§ WORK TO DO: Pick out all lines in the listing holding the string "Moreno" and copy them.

○ ○ ○ ○ ○

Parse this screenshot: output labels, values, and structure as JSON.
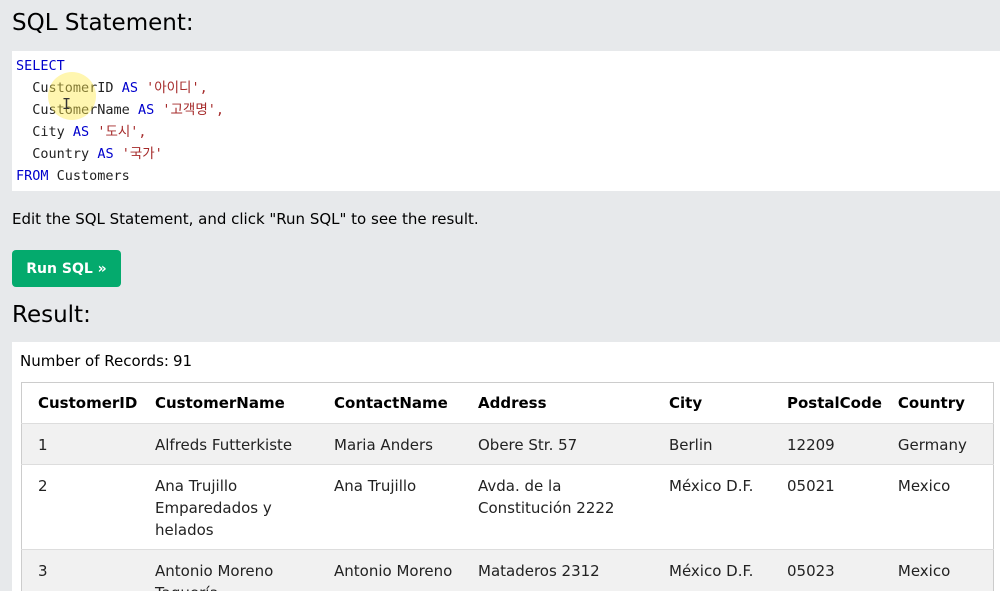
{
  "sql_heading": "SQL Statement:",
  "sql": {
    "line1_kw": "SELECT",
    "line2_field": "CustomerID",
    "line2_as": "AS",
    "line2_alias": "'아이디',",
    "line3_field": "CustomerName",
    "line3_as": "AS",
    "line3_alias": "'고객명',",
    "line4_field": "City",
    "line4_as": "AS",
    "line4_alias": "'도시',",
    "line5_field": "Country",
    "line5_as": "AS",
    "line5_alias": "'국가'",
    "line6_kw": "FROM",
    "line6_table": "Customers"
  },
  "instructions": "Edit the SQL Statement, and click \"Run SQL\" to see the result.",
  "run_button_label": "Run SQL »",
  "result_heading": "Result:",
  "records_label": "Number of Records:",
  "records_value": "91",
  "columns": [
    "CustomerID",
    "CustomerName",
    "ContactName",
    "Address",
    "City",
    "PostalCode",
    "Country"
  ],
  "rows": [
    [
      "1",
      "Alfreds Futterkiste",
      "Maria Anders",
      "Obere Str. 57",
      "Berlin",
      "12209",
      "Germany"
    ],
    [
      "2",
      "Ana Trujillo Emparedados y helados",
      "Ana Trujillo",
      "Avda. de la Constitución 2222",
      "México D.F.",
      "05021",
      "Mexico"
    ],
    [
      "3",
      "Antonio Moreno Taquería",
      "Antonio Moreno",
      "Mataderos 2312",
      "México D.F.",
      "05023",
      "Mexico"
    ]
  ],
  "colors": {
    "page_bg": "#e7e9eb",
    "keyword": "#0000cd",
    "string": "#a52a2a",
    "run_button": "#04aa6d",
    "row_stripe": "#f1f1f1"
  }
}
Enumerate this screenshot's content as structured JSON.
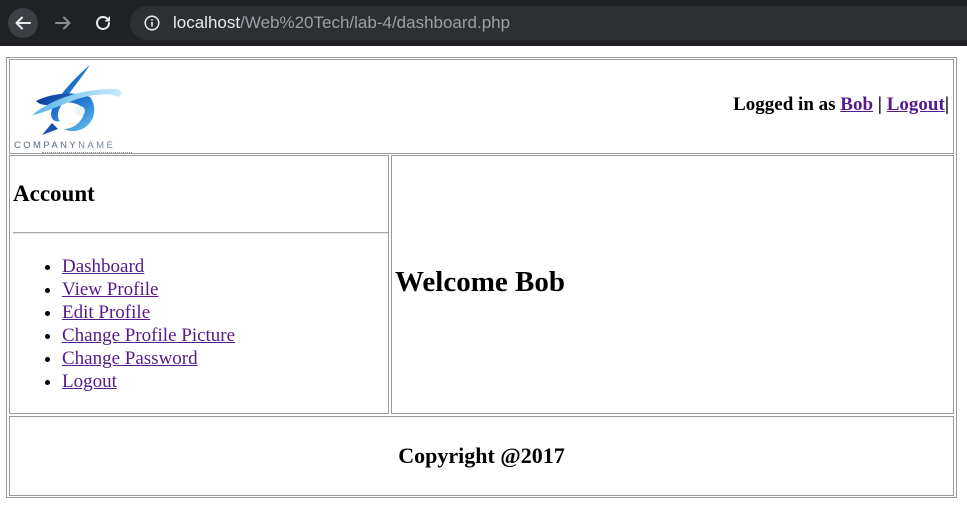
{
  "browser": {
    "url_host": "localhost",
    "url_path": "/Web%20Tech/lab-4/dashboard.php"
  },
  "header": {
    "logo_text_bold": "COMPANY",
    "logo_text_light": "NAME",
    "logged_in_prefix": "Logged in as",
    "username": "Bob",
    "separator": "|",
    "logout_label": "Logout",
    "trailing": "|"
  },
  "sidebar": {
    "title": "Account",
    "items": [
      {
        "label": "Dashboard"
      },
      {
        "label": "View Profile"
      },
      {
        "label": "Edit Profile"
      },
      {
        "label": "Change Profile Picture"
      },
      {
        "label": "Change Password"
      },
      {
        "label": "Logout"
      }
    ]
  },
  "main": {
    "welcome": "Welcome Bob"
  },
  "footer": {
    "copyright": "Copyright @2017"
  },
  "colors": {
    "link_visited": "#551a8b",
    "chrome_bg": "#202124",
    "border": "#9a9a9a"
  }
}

○ ○ ○ ○ ○

§ REPLY TO THE TASK:
      "Antonio Moreno Taquería",
      "Antonio Moreno",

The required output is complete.